# Exercise
Check every line below for the string "title", and copy the lines that contain it.

[Data items]

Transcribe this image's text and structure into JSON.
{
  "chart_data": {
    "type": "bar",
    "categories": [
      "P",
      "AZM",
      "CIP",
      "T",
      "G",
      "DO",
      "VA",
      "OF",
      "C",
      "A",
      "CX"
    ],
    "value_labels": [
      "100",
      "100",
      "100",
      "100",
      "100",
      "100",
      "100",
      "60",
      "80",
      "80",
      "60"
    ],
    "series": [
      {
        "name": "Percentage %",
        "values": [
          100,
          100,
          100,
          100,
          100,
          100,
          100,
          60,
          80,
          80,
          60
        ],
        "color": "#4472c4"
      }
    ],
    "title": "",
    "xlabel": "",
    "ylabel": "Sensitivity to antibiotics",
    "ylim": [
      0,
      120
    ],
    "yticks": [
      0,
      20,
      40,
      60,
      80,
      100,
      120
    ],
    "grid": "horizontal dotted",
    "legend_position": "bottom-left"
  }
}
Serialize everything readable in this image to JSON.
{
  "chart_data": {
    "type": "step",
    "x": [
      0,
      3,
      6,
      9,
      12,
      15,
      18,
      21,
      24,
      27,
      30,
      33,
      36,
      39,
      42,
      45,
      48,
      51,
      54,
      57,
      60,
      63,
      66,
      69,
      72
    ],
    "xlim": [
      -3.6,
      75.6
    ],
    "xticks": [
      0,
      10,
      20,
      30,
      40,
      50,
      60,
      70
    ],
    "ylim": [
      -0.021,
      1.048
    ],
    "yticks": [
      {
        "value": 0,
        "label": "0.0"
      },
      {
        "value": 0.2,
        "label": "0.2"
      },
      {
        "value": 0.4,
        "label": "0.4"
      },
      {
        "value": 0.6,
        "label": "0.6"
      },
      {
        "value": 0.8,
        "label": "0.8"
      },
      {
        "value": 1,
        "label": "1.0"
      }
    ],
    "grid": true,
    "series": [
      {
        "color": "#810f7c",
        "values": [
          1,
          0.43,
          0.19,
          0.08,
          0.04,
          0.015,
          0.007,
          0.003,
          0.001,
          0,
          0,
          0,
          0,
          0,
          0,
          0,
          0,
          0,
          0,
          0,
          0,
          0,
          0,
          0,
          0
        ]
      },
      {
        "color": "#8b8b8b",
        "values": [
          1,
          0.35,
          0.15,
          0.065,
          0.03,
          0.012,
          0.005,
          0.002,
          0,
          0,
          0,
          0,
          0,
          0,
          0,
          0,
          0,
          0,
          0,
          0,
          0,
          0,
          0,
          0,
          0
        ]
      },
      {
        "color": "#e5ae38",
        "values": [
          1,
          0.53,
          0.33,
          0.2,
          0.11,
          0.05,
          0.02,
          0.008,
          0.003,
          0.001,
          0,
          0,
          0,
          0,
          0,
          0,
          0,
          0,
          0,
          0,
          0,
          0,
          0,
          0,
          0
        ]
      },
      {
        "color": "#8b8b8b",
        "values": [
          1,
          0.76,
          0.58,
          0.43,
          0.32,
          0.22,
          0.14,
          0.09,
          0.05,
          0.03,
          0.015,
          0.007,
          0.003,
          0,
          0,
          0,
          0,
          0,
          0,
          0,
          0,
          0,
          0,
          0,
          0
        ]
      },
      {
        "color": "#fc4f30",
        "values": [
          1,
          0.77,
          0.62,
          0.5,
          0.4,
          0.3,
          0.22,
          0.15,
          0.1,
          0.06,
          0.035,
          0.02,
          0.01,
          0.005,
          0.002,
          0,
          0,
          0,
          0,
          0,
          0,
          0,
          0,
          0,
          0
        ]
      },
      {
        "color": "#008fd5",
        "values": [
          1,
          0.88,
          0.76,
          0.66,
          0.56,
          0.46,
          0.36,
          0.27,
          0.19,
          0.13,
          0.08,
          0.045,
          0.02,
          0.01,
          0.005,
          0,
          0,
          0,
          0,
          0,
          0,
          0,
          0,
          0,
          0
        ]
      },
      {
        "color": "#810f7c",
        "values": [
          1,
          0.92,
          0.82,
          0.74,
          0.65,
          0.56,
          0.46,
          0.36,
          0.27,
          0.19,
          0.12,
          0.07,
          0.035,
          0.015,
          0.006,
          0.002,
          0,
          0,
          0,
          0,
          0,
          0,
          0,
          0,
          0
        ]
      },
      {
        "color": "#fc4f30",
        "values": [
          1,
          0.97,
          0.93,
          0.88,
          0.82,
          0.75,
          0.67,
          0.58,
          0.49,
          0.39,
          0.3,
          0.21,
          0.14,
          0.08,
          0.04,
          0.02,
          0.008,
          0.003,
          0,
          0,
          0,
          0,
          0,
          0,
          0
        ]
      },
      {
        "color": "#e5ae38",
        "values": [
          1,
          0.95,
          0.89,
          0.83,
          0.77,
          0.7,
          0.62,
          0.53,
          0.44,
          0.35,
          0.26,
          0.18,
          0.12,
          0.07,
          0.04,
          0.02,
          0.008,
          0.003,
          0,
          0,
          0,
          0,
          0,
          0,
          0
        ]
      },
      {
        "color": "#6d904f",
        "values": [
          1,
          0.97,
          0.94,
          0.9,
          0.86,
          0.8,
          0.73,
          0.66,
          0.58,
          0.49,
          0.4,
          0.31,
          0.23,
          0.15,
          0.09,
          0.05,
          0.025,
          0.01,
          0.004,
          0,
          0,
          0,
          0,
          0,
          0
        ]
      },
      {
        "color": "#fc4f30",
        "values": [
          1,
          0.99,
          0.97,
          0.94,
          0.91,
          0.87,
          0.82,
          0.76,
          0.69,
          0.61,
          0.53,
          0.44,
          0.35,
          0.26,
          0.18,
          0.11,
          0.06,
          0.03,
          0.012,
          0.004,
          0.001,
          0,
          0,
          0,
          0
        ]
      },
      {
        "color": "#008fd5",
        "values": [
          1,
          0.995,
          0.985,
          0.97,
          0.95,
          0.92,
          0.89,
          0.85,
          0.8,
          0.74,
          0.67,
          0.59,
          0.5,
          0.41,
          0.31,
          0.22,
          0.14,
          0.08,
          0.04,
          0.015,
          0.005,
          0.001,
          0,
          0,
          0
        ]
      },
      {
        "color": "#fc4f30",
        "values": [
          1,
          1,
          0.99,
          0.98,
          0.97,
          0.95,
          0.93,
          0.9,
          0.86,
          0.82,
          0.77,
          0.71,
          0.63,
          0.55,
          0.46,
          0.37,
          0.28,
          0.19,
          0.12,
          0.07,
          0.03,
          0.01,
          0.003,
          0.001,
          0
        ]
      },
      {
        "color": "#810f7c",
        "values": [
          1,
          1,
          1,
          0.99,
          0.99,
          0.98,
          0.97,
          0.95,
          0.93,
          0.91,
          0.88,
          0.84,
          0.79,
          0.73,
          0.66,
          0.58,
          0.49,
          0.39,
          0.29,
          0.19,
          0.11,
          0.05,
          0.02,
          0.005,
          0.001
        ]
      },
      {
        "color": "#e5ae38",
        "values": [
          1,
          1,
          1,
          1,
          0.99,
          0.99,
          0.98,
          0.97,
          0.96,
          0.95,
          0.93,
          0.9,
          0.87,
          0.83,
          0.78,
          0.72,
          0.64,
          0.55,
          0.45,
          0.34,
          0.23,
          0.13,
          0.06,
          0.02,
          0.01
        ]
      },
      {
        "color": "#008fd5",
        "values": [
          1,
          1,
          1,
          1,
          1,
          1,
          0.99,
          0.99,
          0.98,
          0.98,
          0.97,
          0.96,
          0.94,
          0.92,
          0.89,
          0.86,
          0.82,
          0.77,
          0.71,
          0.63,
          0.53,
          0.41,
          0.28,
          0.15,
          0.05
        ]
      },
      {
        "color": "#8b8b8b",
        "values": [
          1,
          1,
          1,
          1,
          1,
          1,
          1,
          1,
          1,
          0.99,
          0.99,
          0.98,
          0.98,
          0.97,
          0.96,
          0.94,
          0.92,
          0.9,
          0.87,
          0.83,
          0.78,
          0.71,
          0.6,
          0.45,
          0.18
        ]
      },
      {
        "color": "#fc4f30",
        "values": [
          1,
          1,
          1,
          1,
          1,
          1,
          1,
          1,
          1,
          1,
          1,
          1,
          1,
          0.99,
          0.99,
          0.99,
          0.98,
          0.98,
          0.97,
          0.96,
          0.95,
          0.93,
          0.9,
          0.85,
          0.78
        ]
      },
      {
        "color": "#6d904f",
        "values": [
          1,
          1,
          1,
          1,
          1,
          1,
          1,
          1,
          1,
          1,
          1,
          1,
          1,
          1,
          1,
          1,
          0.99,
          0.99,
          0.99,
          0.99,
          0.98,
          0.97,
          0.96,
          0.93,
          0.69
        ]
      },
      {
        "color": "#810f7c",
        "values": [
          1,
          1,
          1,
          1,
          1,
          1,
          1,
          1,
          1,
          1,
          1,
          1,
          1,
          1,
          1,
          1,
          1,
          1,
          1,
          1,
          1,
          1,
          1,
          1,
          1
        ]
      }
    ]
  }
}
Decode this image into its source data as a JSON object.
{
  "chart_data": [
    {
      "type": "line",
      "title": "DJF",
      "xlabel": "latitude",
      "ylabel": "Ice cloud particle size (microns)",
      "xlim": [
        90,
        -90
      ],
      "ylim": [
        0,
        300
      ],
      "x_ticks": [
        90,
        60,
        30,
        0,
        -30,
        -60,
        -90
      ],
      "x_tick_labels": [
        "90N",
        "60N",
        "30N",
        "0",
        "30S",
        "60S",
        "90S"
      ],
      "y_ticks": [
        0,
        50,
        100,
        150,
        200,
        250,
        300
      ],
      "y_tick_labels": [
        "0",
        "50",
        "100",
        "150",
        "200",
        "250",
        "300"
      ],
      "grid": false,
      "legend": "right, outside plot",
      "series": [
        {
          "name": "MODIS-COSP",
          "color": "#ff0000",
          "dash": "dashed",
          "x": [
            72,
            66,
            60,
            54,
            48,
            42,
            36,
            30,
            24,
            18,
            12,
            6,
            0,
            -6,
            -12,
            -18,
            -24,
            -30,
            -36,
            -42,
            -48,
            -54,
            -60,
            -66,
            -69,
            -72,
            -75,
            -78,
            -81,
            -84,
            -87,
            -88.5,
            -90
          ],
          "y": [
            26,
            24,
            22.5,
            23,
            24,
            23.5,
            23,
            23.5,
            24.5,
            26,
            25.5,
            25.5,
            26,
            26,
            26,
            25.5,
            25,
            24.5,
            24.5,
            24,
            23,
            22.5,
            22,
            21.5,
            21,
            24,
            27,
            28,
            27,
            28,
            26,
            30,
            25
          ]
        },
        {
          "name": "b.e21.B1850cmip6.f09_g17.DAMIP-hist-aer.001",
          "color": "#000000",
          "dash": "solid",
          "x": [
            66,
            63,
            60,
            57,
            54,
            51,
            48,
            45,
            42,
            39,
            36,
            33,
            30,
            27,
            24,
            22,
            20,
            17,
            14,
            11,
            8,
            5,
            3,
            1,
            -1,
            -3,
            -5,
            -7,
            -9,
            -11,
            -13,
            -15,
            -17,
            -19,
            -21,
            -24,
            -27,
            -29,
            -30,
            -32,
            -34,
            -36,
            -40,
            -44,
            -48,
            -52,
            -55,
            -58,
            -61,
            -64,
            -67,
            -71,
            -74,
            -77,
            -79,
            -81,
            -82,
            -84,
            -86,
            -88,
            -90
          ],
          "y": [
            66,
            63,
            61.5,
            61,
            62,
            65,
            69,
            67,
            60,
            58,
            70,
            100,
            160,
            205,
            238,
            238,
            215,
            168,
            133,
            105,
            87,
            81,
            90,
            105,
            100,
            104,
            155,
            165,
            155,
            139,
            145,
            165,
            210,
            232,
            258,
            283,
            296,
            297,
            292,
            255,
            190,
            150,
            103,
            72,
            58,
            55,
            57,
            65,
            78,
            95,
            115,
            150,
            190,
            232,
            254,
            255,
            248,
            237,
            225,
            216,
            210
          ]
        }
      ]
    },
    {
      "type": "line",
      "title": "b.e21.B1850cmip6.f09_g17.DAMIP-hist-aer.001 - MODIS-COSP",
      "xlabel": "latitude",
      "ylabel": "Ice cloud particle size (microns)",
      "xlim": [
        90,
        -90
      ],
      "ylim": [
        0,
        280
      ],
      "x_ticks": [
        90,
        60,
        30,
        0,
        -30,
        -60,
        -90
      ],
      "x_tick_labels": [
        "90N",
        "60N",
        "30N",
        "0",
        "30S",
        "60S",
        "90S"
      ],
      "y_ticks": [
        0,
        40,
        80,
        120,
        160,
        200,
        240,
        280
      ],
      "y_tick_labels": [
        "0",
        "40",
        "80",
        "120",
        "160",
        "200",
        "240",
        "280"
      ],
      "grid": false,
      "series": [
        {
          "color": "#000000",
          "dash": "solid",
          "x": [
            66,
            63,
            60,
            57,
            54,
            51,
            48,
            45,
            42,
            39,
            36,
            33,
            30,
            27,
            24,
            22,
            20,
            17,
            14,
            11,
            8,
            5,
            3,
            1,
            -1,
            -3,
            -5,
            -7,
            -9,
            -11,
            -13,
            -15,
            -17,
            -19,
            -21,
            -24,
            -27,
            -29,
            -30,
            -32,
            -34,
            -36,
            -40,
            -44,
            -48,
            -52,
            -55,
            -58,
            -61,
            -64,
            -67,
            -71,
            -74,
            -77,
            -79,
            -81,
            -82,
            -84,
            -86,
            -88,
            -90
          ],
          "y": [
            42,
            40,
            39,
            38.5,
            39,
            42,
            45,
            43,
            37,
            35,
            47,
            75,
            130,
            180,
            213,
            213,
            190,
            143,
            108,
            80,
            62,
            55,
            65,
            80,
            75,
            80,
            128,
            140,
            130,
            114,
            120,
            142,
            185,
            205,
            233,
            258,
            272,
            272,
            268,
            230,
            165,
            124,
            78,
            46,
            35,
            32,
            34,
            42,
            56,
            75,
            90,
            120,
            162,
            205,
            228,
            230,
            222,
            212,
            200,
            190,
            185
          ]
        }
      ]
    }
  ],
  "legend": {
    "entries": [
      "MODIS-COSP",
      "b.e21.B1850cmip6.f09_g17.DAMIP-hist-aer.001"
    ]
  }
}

# The solution
    "title": "",
      "title": "DJF",
      "title": "b.e21.B1850cmip6.f09_g17.DAMIP-hist-aer.001 - MODIS-COSP",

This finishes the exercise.